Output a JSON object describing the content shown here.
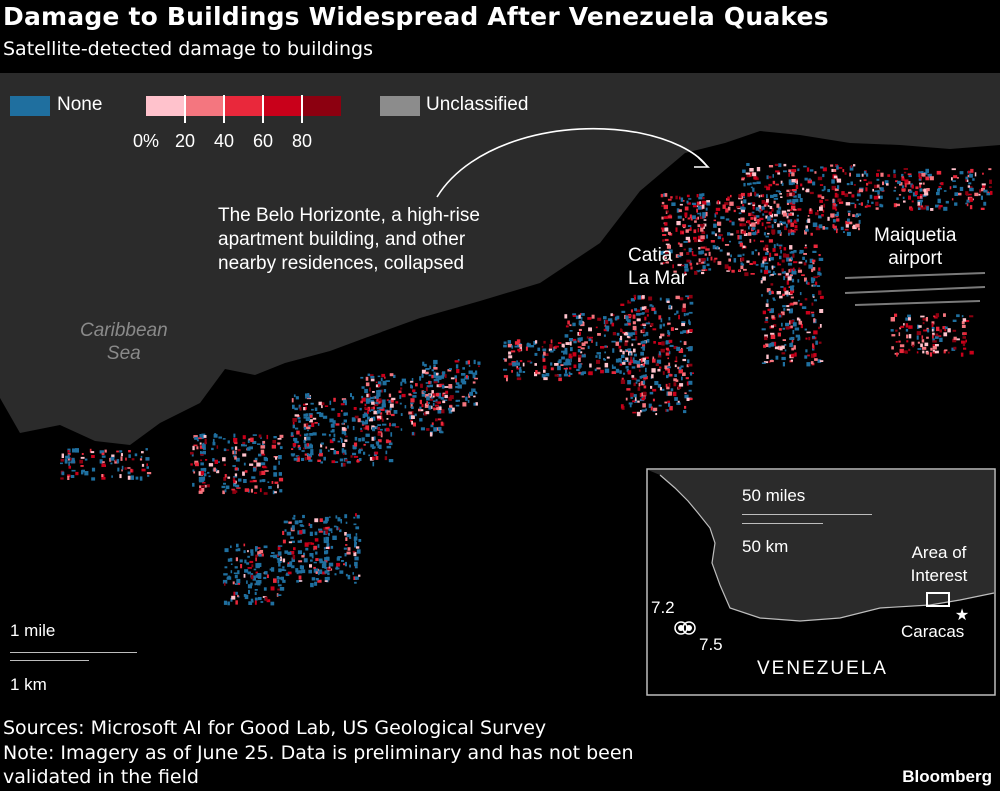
{
  "title": "Damage to Buildings Widespread After Venezuela Quakes",
  "subtitle": "Satellite-detected damage to buildings",
  "legend": {
    "none_label": "None",
    "none_color": "#1f6f9f",
    "damage_colors": [
      "#ffc2cc",
      "#f4767f",
      "#e9283b",
      "#c9001a",
      "#8c0010"
    ],
    "ticks": [
      "0%",
      "20",
      "40",
      "60",
      "80"
    ],
    "unclassified_label": "Unclassified",
    "unclassified_color": "#8c8c8c"
  },
  "map": {
    "sea_label": "Caribbean Sea",
    "annotation": [
      "The Belo Horizonte, a high-rise",
      "apartment building, and other",
      "nearby residences, collapsed"
    ],
    "place_catia": "Catia\nLa Mar",
    "place_airport": "Maiquetia\nairport",
    "scale_mile": "1 mile",
    "scale_km": "1 km"
  },
  "inset": {
    "scale_miles": "50 miles",
    "scale_km": "50 km",
    "area_label": "Area of Interest",
    "city": "Caracas",
    "country": "VENEZUELA",
    "quake_a": "7.2",
    "quake_b": "7.5"
  },
  "footer": {
    "sources": "Sources: Microsoft AI for Good Lab, US Geological Survey",
    "note_line1": "Note: Imagery as of June 25. Data is preliminary and has not been",
    "note_line2": "validated in the field",
    "brand": "Bloomberg"
  }
}
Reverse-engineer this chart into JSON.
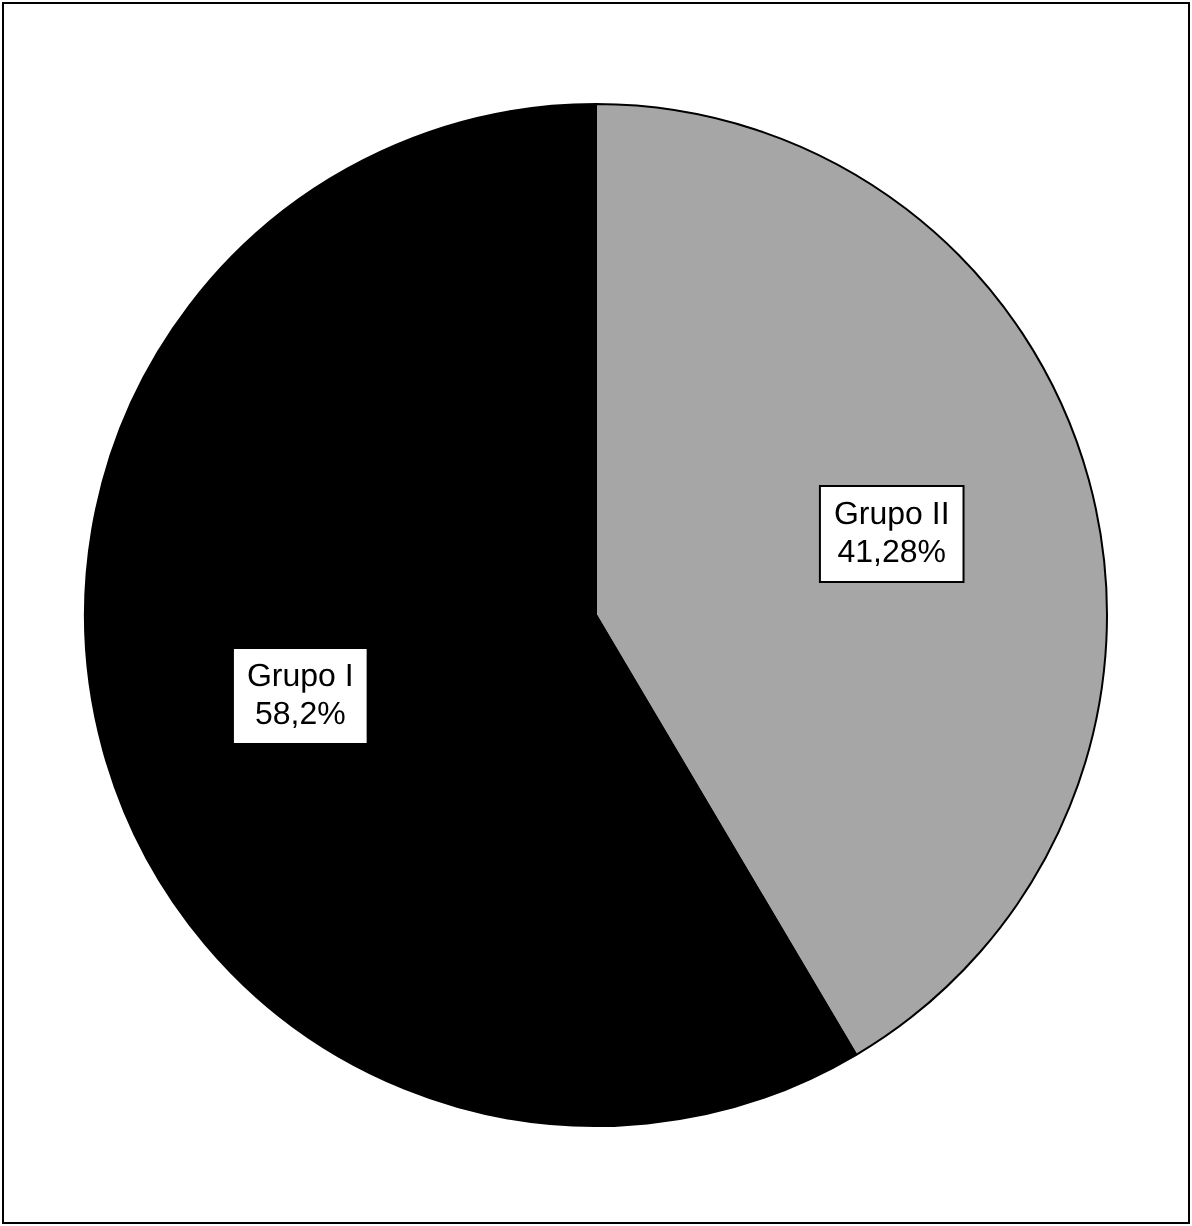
{
  "chart_data": {
    "type": "pie",
    "categories": [
      "Grupo II",
      "Grupo I"
    ],
    "values": [
      41.28,
      58.2
    ],
    "colors": [
      "#a6a6a6",
      "#000000"
    ],
    "value_labels": [
      "41,28%",
      "58,2%"
    ],
    "legend": false
  }
}
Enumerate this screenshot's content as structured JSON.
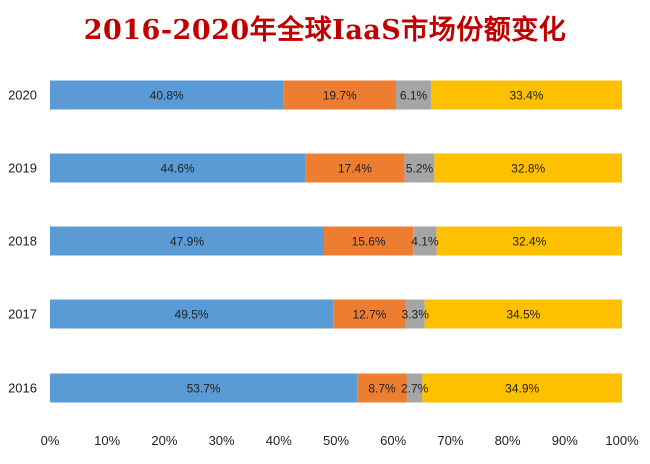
{
  "chart_data": {
    "type": "bar",
    "orientation": "horizontal",
    "stacked": true,
    "title": "2016-2020年全球IaaS市场份额变化",
    "categories": [
      "2020",
      "2019",
      "2018",
      "2017",
      "2016"
    ],
    "series": [
      {
        "color": "#5b9bd5",
        "values": [
          40.8,
          44.6,
          47.9,
          49.5,
          53.7
        ],
        "labels": [
          "40.8%",
          "44.6%",
          "47.9%",
          "49.5%",
          "53.7%"
        ]
      },
      {
        "color": "#ed7d31",
        "values": [
          19.7,
          17.4,
          15.6,
          12.7,
          8.7
        ],
        "labels": [
          "19.7%",
          "17.4%",
          "15.6%",
          "12.7%",
          "8.7%"
        ]
      },
      {
        "color": "#a5a5a5",
        "values": [
          6.1,
          5.2,
          4.1,
          3.3,
          2.7
        ],
        "labels": [
          "6.1%",
          "5.2%",
          "4.1%",
          "3.3%",
          "2.7%"
        ]
      },
      {
        "color": "#ffc000",
        "values": [
          33.4,
          32.8,
          32.4,
          34.5,
          34.9
        ],
        "labels": [
          "33.4%",
          "32.8%",
          "32.4%",
          "34.5%",
          "34.9%"
        ]
      }
    ],
    "xlim": [
      0,
      100
    ],
    "xticks": [
      "0%",
      "10%",
      "20%",
      "30%",
      "40%",
      "50%",
      "60%",
      "70%",
      "80%",
      "90%",
      "100%"
    ],
    "grid": false,
    "legend": "none"
  }
}
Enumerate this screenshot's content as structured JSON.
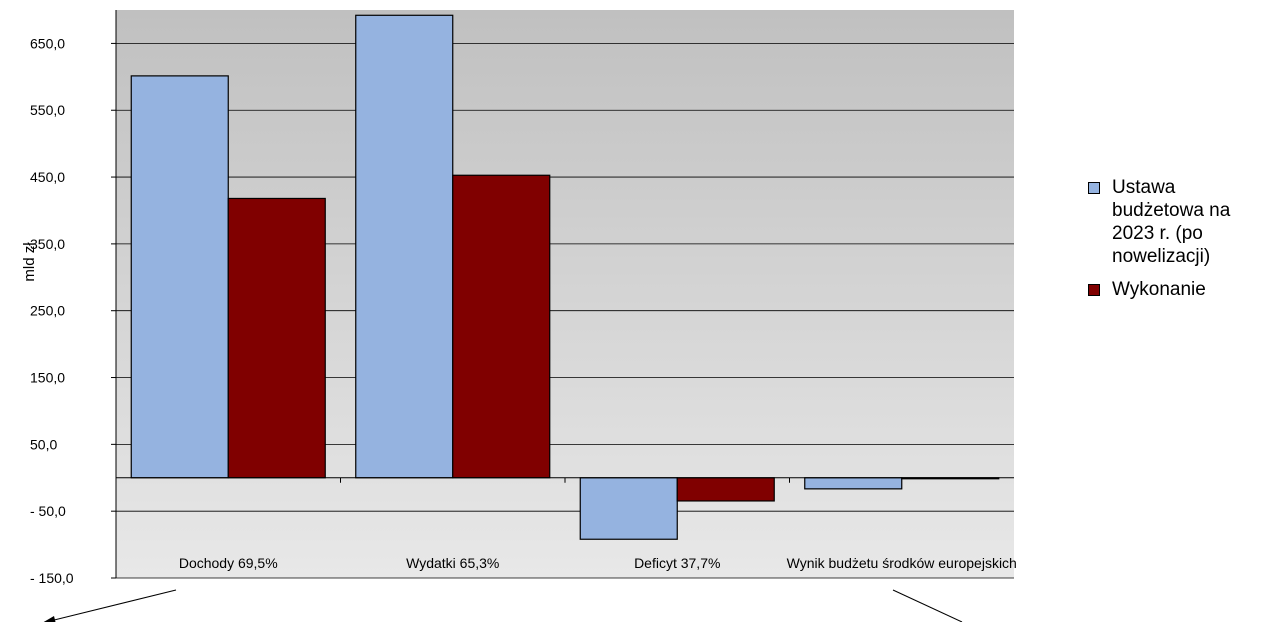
{
  "chart_data": {
    "type": "bar",
    "title": "",
    "xlabel": "",
    "ylabel": "mld zł",
    "categories": [
      "Dochody 69,5%",
      "Wydatki 65,3%",
      "Deficyt 37,7%",
      "Wynik budżetu środków europejskich"
    ],
    "series": [
      {
        "name": "Ustawa budżetowa na 2023 r. (po nowelizacji)",
        "color": "#95b3e0",
        "values": [
          601.4,
          692.1,
          -92.0,
          -16.6
        ]
      },
      {
        "name": "Wykonanie",
        "color": "#800000",
        "values": [
          418.0,
          452.7,
          -34.7,
          -0.6
        ]
      }
    ],
    "ylim": [
      -150,
      700
    ],
    "yticks": [
      650,
      550,
      450,
      350,
      250,
      150,
      50,
      -50,
      -150
    ],
    "ytick_labels": [
      "650,0",
      "550,0",
      "450,0",
      "350,0",
      "250,0",
      "150,0",
      "50,0",
      "- 50,0",
      "- 150,0"
    ],
    "grid": true,
    "legend_position": "right"
  }
}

### Stated exercise
Work out how many lines in the entries hold the string "JSON". Your answer should consist solely of that number.

### The solution
4